● **Goal of the exercise**
Restate the whole listing exactly.

● **Record excerpts**
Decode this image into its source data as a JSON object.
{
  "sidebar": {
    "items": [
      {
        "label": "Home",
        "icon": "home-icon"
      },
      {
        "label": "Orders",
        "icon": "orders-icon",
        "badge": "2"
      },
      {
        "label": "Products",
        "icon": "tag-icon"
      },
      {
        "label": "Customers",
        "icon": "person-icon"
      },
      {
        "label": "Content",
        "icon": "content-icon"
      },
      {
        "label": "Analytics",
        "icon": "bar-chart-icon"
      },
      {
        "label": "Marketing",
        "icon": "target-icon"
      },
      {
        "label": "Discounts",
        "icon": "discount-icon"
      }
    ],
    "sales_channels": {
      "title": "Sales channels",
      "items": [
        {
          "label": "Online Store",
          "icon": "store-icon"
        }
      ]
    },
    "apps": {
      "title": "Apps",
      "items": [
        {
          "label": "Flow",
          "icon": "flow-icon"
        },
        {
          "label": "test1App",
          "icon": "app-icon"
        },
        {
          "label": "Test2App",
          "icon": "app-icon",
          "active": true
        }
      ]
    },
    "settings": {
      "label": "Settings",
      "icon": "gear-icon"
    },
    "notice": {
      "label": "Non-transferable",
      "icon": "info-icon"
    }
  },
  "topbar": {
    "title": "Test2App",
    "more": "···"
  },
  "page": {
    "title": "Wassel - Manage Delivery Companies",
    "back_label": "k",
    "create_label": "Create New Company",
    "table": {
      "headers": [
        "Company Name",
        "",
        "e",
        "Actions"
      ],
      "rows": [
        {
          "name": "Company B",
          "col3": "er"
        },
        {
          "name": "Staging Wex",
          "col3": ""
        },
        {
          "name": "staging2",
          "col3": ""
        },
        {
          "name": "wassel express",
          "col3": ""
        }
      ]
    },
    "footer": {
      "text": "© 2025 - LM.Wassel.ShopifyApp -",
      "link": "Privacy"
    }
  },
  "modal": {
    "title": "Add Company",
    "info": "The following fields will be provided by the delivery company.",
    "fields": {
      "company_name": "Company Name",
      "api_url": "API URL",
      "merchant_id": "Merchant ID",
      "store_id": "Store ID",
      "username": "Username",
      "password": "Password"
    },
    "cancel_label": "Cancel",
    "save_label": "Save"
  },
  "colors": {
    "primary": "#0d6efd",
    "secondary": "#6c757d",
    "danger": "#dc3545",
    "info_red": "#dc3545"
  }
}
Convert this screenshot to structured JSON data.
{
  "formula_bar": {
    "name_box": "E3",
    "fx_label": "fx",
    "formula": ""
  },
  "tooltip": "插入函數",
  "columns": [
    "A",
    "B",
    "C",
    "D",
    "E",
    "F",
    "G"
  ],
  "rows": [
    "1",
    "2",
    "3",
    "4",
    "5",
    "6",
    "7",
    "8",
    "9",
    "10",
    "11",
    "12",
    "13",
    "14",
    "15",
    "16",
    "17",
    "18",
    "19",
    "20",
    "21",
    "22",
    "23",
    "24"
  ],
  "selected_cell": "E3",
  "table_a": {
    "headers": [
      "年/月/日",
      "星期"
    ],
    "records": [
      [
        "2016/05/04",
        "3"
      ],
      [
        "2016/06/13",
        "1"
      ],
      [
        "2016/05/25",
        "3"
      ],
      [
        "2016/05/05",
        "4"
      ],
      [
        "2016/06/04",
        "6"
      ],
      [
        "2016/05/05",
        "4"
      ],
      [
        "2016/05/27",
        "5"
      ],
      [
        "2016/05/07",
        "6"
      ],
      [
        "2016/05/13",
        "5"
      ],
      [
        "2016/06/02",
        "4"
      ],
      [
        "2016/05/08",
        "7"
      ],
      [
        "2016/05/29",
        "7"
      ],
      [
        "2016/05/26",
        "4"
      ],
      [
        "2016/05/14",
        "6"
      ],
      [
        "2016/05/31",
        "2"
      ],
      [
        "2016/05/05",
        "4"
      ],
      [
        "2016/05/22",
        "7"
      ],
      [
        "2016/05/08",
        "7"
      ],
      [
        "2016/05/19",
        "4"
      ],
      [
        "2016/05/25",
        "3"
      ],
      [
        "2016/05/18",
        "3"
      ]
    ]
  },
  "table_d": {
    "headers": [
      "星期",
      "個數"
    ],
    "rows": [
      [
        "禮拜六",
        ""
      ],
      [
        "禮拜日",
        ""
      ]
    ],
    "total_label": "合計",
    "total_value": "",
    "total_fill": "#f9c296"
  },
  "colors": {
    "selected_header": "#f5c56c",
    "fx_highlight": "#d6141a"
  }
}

● **Response to this exercise**
Decode this image into its source data as a JSON object.
{
  "sidebar": {
    "items": [
      {
        "label": "Home",
        "icon": "home-icon"
      },
      {
        "label": "Orders",
        "icon": "orders-icon",
        "badge": "2"
      },
      {
        "label": "Products",
        "icon": "tag-icon"
      },
      {
        "label": "Customers",
        "icon": "person-icon"
      },
      {
        "label": "Content",
        "icon": "content-icon"
      },
      {
        "label": "Analytics",
        "icon": "bar-chart-icon"
      },
      {
        "label": "Marketing",
        "icon": "target-icon"
      },
      {
        "label": "Discounts",
        "icon": "discount-icon"
      }
    ],
    "sales_channels": {
      "title": "Sales channels",
      "items": [
        {
          "label": "Online Store",
          "icon": "store-icon"
        }
      ]
    },
    "apps": {
      "title": "Apps",
      "items": [
        {
          "label": "Flow",
          "icon": "flow-icon"
        },
        {
          "label": "test1App",
          "icon": "app-icon"
        },
        {
          "label": "Test2App",
          "icon": "app-icon",
          "active": true
        }
      ]
    },
    "settings": {
      "label": "Settings",
      "icon": "gear-icon"
    },
    "notice": {
      "label": "Non-transferable",
      "icon": "info-icon"
    }
  },
  "topbar": {
    "title": "Test2App",
    "more": "···"
  },
  "page": {
    "title": "Wassel - Manage Delivery Companies",
    "back_label": "k",
    "create_label": "Create New Company",
    "table": {
      "headers": [
        "Company Name",
        "",
        "e",
        "Actions"
      ],
      "rows": [
        {
          "name": "Company B",
          "col3": "er"
        },
        {
          "name": "Staging Wex",
          "col3": ""
        },
        {
          "name": "staging2",
          "col3": ""
        },
        {
          "name": "wassel express",
          "col3": ""
        }
      ]
    },
    "footer": {
      "text": "© 2025 - LM.Wassel.ShopifyApp -",
      "link": "Privacy"
    }
  },
  "modal": {
    "title": "Add Company",
    "info": "The following fields will be provided by the delivery company.",
    "fields": {
      "company_name": "Company Name",
      "api_url": "API URL",
      "merchant_id": "Merchant ID",
      "store_id": "Store ID",
      "username": "Username",
      "password": "Password"
    },
    "cancel_label": "Cancel",
    "save_label": "Save"
  },
  "colors": {
    "primary": "#0d6efd",
    "secondary": "#6c757d",
    "danger": "#dc3545",
    "info_red": "#dc3545"
  }
}
Convert this screenshot to structured JSON data.
{
  "formula_bar": {
    "name_box": "E3",
    "fx_label": "fx",
    "formula": ""
  },
  "tooltip": "插入函數",
  "columns": [
    "A",
    "B",
    "C",
    "D",
    "E",
    "F",
    "G"
  ],
  "rows": [
    "1",
    "2",
    "3",
    "4",
    "5",
    "6",
    "7",
    "8",
    "9",
    "10",
    "11",
    "12",
    "13",
    "14",
    "15",
    "16",
    "17",
    "18",
    "19",
    "20",
    "21",
    "22",
    "23",
    "24"
  ],
  "selected_cell": "E3",
  "table_a": {
    "headers": [
      "年/月/日",
      "星期"
    ],
    "records": [
      [
        "2016/05/04",
        "3"
      ],
      [
        "2016/06/13",
        "1"
      ],
      [
        "2016/05/25",
        "3"
      ],
      [
        "2016/05/05",
        "4"
      ],
      [
        "2016/06/04",
        "6"
      ],
      [
        "2016/05/05",
        "4"
      ],
      [
        "2016/05/27",
        "5"
      ],
      [
        "2016/05/07",
        "6"
      ],
      [
        "2016/05/13",
        "5"
      ],
      [
        "2016/06/02",
        "4"
      ],
      [
        "2016/05/08",
        "7"
      ],
      [
        "2016/05/29",
        "7"
      ],
      [
        "2016/05/26",
        "4"
      ],
      [
        "2016/05/14",
        "6"
      ],
      [
        "2016/05/31",
        "2"
      ],
      [
        "2016/05/05",
        "4"
      ],
      [
        "2016/05/22",
        "7"
      ],
      [
        "2016/05/08",
        "7"
      ],
      [
        "2016/05/19",
        "4"
      ],
      [
        "2016/05/25",
        "3"
      ],
      [
        "2016/05/18",
        "3"
      ]
    ]
  },
  "table_d": {
    "headers": [
      "星期",
      "個數"
    ],
    "rows": [
      [
        "禮拜六",
        ""
      ],
      [
        "禮拜日",
        ""
      ]
    ],
    "total_label": "合計",
    "total_value": "",
    "total_fill": "#f9c296"
  },
  "colors": {
    "selected_header": "#f5c56c",
    "fx_highlight": "#d6141a"
  }
}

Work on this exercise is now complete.